WHAT NEEDS TO BE DONE:
Extract every line from the records below that contains the word "JSON".

DATA FOR PROCESSING:
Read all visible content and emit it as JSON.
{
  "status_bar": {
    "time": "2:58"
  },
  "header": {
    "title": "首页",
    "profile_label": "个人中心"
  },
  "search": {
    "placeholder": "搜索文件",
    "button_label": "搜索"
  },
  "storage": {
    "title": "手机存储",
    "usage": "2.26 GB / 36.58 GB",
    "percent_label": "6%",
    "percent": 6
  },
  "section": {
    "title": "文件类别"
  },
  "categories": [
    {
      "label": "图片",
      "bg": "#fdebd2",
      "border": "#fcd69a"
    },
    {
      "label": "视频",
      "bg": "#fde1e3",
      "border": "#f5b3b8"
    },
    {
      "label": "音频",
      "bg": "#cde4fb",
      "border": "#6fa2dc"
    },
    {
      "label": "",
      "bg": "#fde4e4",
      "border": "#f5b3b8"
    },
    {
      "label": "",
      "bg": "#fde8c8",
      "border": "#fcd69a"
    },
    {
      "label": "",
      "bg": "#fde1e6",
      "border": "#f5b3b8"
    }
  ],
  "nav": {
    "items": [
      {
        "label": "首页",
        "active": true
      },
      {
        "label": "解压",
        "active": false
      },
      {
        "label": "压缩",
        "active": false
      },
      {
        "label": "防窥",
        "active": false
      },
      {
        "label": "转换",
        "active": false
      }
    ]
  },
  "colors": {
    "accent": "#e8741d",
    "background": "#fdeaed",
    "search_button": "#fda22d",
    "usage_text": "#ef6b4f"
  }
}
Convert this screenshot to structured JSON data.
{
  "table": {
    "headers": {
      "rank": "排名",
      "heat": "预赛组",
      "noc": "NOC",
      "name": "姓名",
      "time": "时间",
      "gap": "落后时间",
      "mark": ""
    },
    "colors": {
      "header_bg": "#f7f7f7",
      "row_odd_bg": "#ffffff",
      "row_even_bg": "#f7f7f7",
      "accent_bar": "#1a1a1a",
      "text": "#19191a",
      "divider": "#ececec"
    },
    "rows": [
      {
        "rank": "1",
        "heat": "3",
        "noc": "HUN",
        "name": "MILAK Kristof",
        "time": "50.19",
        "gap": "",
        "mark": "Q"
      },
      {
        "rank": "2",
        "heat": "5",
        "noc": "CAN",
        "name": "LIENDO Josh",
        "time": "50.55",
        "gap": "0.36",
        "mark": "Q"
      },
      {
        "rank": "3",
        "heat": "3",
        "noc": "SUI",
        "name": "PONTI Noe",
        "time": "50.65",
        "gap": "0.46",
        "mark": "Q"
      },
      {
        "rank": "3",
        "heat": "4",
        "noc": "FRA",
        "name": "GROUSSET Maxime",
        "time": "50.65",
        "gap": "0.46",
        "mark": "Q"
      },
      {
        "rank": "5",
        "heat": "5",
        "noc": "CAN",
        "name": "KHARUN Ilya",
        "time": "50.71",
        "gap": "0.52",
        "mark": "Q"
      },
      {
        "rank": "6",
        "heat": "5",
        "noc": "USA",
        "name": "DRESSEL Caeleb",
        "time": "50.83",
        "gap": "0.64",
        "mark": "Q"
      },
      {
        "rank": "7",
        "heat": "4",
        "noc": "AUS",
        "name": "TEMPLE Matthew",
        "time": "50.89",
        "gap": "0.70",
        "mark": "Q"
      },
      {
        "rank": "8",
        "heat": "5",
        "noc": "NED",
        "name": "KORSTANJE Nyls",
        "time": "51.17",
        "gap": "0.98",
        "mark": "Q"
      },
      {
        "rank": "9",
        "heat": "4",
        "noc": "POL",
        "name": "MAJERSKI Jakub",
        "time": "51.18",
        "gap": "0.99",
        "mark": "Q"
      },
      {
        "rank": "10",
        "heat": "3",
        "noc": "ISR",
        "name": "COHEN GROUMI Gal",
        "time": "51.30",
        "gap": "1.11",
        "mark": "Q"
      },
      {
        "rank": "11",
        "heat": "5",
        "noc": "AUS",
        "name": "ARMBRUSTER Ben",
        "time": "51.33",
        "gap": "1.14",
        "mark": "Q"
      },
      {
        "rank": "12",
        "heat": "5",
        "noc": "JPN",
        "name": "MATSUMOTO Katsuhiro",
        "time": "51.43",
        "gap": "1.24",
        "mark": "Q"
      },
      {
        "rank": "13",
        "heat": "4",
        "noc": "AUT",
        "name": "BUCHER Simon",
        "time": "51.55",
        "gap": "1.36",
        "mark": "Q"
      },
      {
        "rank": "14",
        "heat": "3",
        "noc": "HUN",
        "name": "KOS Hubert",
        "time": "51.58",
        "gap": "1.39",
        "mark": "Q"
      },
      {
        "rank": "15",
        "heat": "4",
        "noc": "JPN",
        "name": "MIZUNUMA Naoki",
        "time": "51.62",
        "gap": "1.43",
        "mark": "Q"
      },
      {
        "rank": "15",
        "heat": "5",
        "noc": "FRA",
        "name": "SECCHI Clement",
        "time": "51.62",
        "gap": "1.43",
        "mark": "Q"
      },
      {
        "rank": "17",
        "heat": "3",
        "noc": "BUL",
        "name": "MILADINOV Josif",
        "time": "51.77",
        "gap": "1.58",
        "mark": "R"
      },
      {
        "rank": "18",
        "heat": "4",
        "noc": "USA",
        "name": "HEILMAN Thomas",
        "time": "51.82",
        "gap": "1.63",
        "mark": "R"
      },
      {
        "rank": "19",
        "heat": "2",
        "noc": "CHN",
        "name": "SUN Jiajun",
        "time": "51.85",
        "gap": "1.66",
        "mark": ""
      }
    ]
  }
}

RESPONSE TO THE EXERCISE:
Read all visible content and emit it as JSON.
Convert this screenshot to structured JSON data.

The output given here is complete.